## Your task
From the entries below, gather every line containing the string "class".

## Source data
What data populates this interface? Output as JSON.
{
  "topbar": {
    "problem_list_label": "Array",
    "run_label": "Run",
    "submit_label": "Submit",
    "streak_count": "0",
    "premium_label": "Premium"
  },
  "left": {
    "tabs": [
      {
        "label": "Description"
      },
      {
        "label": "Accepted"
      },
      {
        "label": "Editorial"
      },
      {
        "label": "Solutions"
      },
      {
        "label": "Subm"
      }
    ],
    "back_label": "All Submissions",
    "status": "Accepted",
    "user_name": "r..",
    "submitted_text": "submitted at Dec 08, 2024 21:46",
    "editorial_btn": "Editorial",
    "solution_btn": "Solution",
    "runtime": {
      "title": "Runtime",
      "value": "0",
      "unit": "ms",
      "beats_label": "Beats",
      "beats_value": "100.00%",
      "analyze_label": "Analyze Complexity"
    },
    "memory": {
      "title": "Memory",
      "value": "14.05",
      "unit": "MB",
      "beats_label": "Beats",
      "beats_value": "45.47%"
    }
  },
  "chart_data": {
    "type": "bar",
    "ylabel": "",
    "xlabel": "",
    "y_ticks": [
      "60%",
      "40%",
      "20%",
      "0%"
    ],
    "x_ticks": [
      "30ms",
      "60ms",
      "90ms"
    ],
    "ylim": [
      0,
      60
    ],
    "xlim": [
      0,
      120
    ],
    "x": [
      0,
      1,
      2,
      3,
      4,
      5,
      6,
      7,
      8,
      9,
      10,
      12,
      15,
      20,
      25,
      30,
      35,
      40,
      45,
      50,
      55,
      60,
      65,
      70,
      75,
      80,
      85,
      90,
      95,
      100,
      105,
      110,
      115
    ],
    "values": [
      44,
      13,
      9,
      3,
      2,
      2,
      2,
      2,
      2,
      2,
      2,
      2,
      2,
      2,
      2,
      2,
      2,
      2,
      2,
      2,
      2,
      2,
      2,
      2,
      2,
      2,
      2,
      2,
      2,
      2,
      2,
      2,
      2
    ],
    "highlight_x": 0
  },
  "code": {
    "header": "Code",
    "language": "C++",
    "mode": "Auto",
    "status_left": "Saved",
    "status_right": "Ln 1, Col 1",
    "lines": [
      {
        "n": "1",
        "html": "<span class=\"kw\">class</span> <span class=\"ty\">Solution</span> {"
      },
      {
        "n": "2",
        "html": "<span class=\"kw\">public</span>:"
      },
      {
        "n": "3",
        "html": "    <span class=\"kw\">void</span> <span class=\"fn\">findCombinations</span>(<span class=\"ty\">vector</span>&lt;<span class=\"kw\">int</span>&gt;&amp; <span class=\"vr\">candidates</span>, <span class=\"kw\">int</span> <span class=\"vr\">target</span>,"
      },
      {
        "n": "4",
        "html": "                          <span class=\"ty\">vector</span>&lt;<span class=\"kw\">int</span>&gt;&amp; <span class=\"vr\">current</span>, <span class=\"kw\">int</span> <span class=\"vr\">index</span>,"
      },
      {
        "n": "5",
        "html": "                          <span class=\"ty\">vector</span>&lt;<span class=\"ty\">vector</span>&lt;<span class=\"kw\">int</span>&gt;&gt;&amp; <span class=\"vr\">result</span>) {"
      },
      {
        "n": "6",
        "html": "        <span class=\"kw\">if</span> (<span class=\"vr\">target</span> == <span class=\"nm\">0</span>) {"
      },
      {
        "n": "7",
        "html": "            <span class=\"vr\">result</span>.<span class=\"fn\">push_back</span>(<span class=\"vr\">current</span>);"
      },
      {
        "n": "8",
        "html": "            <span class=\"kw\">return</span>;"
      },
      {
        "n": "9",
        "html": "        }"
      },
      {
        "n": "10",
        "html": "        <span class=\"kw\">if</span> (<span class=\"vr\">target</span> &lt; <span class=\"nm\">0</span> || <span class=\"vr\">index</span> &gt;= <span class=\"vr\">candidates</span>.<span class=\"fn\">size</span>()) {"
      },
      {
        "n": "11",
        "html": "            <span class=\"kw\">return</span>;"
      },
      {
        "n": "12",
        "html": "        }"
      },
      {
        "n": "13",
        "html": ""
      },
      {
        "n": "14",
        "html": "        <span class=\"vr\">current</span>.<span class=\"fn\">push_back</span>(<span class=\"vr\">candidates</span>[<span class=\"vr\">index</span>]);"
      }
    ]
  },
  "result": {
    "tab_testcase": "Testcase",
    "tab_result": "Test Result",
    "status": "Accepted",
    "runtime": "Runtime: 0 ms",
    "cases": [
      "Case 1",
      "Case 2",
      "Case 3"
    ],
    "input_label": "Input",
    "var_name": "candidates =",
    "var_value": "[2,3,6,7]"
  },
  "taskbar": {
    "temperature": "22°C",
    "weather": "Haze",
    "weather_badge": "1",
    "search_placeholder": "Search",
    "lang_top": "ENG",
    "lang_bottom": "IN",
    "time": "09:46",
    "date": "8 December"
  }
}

## Problem solution
        "html": "<span class=\"kw\">class</span> <span class=\"ty\">Solution</span> {"
        "html": "<span class=\"kw\">public</span>:"
        "html": "    <span class=\"kw\">void</span> <span class=\"fn\">findCombinations</span>(<span class=\"ty\">vector</span>&lt;<span class=\"kw\">int</span>&gt;&amp; <span class=\"vr\">candidates</span>, <span class=\"kw\">int</span> <span class=\"vr\">target</span>,"
        "html": "                          <span class=\"ty\">vector</span>&lt;<span class=\"kw\">int</span>&gt;&amp; <span class=\"vr\">current</span>, <span class=\"kw\">int</span> <span class=\"vr\">index</span>,"
        "html": "                          <span class=\"ty\">vector</span>&lt;<span class=\"ty\">vector</span>&lt;<span class=\"kw\">int</span>&gt;&gt;&amp; <span class=\"vr\">result</span>) {"
        "html": "        <span class=\"kw\">if</span> (<span class=\"vr\">target</span> == <span class=\"nm\">0</span>) {"
        "html": "            <span class=\"vr\">result</span>.<span class=\"fn\">push_back</span>(<span class=\"vr\">current</span>);"
        "html": "            <span class=\"kw\">return</span>;"
        "html": "        <span class=\"kw\">if</span> (<span class=\"vr\">target</span> &lt; <span class=\"nm\">0</span> || <span class=\"vr\">index</span> &gt;= <span class=\"vr\">candidates</span>.<span class=\"fn\">size</span>()) {"
        "html": "            <span class=\"kw\">return</span>;"
        "html": "        <span class=\"vr\">current</span>.<span class=\"fn\">push_back</span>(<span class=\"vr\">candidates</span>[<span class=\"vr\">index</span>]);"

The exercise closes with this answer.